__SHORT EXERCISE__
Copy out every record precisely.

[begin STORED RECORDS]

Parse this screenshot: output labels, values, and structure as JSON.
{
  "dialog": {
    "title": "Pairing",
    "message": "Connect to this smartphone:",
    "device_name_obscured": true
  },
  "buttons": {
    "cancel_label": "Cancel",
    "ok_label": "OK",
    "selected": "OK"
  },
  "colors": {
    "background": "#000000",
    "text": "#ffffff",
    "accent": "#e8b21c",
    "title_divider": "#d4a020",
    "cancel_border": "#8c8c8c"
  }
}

[end STORED RECORDS]

__CORRECT ANSWER__
Parse this screenshot: output labels, values, and structure as JSON.
{
  "dialog": {
    "title": "Pairing",
    "message": "Connect to this smartphone:",
    "device_name_obscured": true
  },
  "buttons": {
    "cancel_label": "Cancel",
    "ok_label": "OK",
    "selected": "OK"
  },
  "colors": {
    "background": "#000000",
    "text": "#ffffff",
    "accent": "#e8b21c",
    "title_divider": "#d4a020",
    "cancel_border": "#8c8c8c"
  }
}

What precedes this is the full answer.